Goal:
Return all of the entries exactly as written.

Stored rows:
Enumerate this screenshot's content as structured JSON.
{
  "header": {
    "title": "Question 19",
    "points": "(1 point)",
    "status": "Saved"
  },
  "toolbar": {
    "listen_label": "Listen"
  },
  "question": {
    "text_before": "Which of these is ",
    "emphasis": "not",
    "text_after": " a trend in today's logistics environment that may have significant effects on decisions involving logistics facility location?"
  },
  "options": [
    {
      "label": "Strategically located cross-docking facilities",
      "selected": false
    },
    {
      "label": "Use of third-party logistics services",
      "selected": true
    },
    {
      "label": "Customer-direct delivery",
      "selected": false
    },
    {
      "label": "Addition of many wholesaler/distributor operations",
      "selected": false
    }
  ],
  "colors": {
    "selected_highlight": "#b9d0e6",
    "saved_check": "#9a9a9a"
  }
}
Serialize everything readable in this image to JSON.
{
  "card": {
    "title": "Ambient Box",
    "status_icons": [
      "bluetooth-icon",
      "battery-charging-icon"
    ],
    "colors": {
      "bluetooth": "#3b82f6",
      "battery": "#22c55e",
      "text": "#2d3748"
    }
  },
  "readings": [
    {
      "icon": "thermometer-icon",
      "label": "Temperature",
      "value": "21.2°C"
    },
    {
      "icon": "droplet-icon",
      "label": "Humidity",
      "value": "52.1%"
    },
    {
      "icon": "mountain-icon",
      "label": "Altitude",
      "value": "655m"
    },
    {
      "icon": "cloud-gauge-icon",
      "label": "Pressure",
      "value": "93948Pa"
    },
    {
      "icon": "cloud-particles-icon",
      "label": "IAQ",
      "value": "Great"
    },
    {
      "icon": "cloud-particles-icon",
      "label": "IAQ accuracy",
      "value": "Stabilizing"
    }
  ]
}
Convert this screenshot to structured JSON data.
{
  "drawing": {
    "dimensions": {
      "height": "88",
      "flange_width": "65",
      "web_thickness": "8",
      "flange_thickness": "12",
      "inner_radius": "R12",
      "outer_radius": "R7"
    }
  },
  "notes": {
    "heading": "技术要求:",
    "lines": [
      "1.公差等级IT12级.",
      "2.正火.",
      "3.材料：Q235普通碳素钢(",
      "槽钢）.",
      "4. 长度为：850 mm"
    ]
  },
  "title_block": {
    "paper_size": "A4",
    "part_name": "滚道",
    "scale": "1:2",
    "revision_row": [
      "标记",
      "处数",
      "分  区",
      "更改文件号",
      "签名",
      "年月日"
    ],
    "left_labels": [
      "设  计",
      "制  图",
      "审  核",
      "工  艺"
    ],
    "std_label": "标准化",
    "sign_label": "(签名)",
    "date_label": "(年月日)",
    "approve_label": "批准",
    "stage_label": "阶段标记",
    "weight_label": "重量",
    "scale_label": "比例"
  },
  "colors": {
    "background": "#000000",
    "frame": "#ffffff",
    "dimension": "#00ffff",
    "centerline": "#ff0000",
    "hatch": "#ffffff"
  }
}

Result below:
Enumerate this screenshot's content as structured JSON.
{
  "header": {
    "title": "Question 19",
    "points": "(1 point)",
    "status": "Saved"
  },
  "toolbar": {
    "listen_label": "Listen"
  },
  "question": {
    "text_before": "Which of these is ",
    "emphasis": "not",
    "text_after": " a trend in today's logistics environment that may have significant effects on decisions involving logistics facility location?"
  },
  "options": [
    {
      "label": "Strategically located cross-docking facilities",
      "selected": false
    },
    {
      "label": "Use of third-party logistics services",
      "selected": true
    },
    {
      "label": "Customer-direct delivery",
      "selected": false
    },
    {
      "label": "Addition of many wholesaler/distributor operations",
      "selected": false
    }
  ],
  "colors": {
    "selected_highlight": "#b9d0e6",
    "saved_check": "#9a9a9a"
  }
}
Serialize everything readable in this image to JSON.
{
  "card": {
    "title": "Ambient Box",
    "status_icons": [
      "bluetooth-icon",
      "battery-charging-icon"
    ],
    "colors": {
      "bluetooth": "#3b82f6",
      "battery": "#22c55e",
      "text": "#2d3748"
    }
  },
  "readings": [
    {
      "icon": "thermometer-icon",
      "label": "Temperature",
      "value": "21.2°C"
    },
    {
      "icon": "droplet-icon",
      "label": "Humidity",
      "value": "52.1%"
    },
    {
      "icon": "mountain-icon",
      "label": "Altitude",
      "value": "655m"
    },
    {
      "icon": "cloud-gauge-icon",
      "label": "Pressure",
      "value": "93948Pa"
    },
    {
      "icon": "cloud-particles-icon",
      "label": "IAQ",
      "value": "Great"
    },
    {
      "icon": "cloud-particles-icon",
      "label": "IAQ accuracy",
      "value": "Stabilizing"
    }
  ]
}
Convert this screenshot to structured JSON data.
{
  "drawing": {
    "dimensions": {
      "height": "88",
      "flange_width": "65",
      "web_thickness": "8",
      "flange_thickness": "12",
      "inner_radius": "R12",
      "outer_radius": "R7"
    }
  },
  "notes": {
    "heading": "技术要求:",
    "lines": [
      "1.公差等级IT12级.",
      "2.正火.",
      "3.材料：Q235普通碳素钢(",
      "槽钢）.",
      "4. 长度为：850 mm"
    ]
  },
  "title_block": {
    "paper_size": "A4",
    "part_name": "滚道",
    "scale": "1:2",
    "revision_row": [
      "标记",
      "处数",
      "分  区",
      "更改文件号",
      "签名",
      "年月日"
    ],
    "left_labels": [
      "设  计",
      "制  图",
      "审  核",
      "工  艺"
    ],
    "std_label": "标准化",
    "sign_label": "(签名)",
    "date_label": "(年月日)",
    "approve_label": "批准",
    "stage_label": "阶段标记",
    "weight_label": "重量",
    "scale_label": "比例"
  },
  "colors": {
    "background": "#000000",
    "frame": "#ffffff",
    "dimension": "#00ffff",
    "centerline": "#ff0000",
    "hatch": "#ffffff"
  }
}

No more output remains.